* SUPPLIED ENTRIES *
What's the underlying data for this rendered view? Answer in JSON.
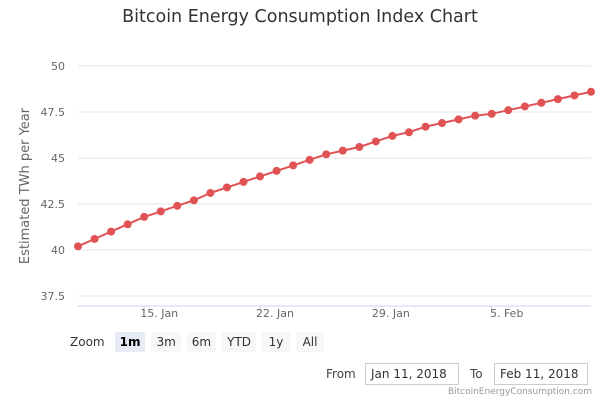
{
  "chart_data": {
    "type": "line",
    "title": "Bitcoin Energy Consumption Index Chart",
    "xlabel": "",
    "ylabel": "Estimated TWh per Year",
    "ylim": [
      37.5,
      50
    ],
    "y_ticks": [
      "37.5",
      "40",
      "42.5",
      "45",
      "47.5",
      "50"
    ],
    "x_range": [
      "2018-01-11",
      "2018-02-11"
    ],
    "x_ticks": [
      {
        "date": "2018-01-15",
        "label": "15. Jan"
      },
      {
        "date": "2018-01-22",
        "label": "22. Jan"
      },
      {
        "date": "2018-01-29",
        "label": "29. Jan"
      },
      {
        "date": "2018-02-05",
        "label": "5. Feb"
      }
    ],
    "grid": true,
    "legend": "none",
    "series": [
      {
        "name": "Estimated TWh per Year",
        "color": "#e05254",
        "x": [
          "2018-01-11",
          "2018-01-12",
          "2018-01-13",
          "2018-01-14",
          "2018-01-15",
          "2018-01-16",
          "2018-01-17",
          "2018-01-18",
          "2018-01-19",
          "2018-01-20",
          "2018-01-21",
          "2018-01-22",
          "2018-01-23",
          "2018-01-24",
          "2018-01-25",
          "2018-01-26",
          "2018-01-27",
          "2018-01-28",
          "2018-01-29",
          "2018-01-30",
          "2018-01-31",
          "2018-02-01",
          "2018-02-02",
          "2018-02-03",
          "2018-02-04",
          "2018-02-05",
          "2018-02-06",
          "2018-02-07",
          "2018-02-08",
          "2018-02-09",
          "2018-02-10",
          "2018-02-11"
        ],
        "values": [
          40.2,
          40.6,
          41.0,
          41.4,
          41.8,
          42.1,
          42.4,
          42.7,
          43.1,
          43.4,
          43.7,
          44.0,
          44.3,
          44.6,
          44.9,
          45.2,
          45.4,
          45.6,
          45.9,
          46.2,
          46.4,
          46.7,
          46.9,
          47.1,
          47.3,
          47.4,
          47.6,
          47.8,
          48.0,
          48.2,
          48.4,
          48.6
        ]
      }
    ]
  },
  "zoom": {
    "label": "Zoom",
    "active": "1m",
    "buttons": [
      "1m",
      "3m",
      "6m",
      "YTD",
      "1y",
      "All"
    ]
  },
  "range": {
    "from_label": "From",
    "from_value": "Jan 11, 2018",
    "to_label": "To",
    "to_value": "Feb 11, 2018"
  },
  "credit": "BitcoinEnergyConsumption.com"
}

* AIM *
Images in the records should not be copied. Repeat all the rest exactly.

* WRITTEN RESPONSE *
What's the underlying data for this rendered view? Answer in JSON.
{
  "chart_data": {
    "type": "line",
    "title": "Bitcoin Energy Consumption Index Chart",
    "xlabel": "",
    "ylabel": "Estimated TWh per Year",
    "ylim": [
      37.5,
      50
    ],
    "y_ticks": [
      "37.5",
      "40",
      "42.5",
      "45",
      "47.5",
      "50"
    ],
    "x_range": [
      "2018-01-11",
      "2018-02-11"
    ],
    "x_ticks": [
      {
        "date": "2018-01-15",
        "label": "15. Jan"
      },
      {
        "date": "2018-01-22",
        "label": "22. Jan"
      },
      {
        "date": "2018-01-29",
        "label": "29. Jan"
      },
      {
        "date": "2018-02-05",
        "label": "5. Feb"
      }
    ],
    "grid": true,
    "legend": "none",
    "series": [
      {
        "name": "Estimated TWh per Year",
        "color": "#e05254",
        "x": [
          "2018-01-11",
          "2018-01-12",
          "2018-01-13",
          "2018-01-14",
          "2018-01-15",
          "2018-01-16",
          "2018-01-17",
          "2018-01-18",
          "2018-01-19",
          "2018-01-20",
          "2018-01-21",
          "2018-01-22",
          "2018-01-23",
          "2018-01-24",
          "2018-01-25",
          "2018-01-26",
          "2018-01-27",
          "2018-01-28",
          "2018-01-29",
          "2018-01-30",
          "2018-01-31",
          "2018-02-01",
          "2018-02-02",
          "2018-02-03",
          "2018-02-04",
          "2018-02-05",
          "2018-02-06",
          "2018-02-07",
          "2018-02-08",
          "2018-02-09",
          "2018-02-10",
          "2018-02-11"
        ],
        "values": [
          40.2,
          40.6,
          41.0,
          41.4,
          41.8,
          42.1,
          42.4,
          42.7,
          43.1,
          43.4,
          43.7,
          44.0,
          44.3,
          44.6,
          44.9,
          45.2,
          45.4,
          45.6,
          45.9,
          46.2,
          46.4,
          46.7,
          46.9,
          47.1,
          47.3,
          47.4,
          47.6,
          47.8,
          48.0,
          48.2,
          48.4,
          48.6
        ]
      }
    ]
  },
  "zoom": {
    "label": "Zoom",
    "active": "1m",
    "buttons": [
      "1m",
      "3m",
      "6m",
      "YTD",
      "1y",
      "All"
    ]
  },
  "range": {
    "from_label": "From",
    "from_value": "Jan 11, 2018",
    "to_label": "To",
    "to_value": "Feb 11, 2018"
  },
  "credit": "BitcoinEnergyConsumption.com"
}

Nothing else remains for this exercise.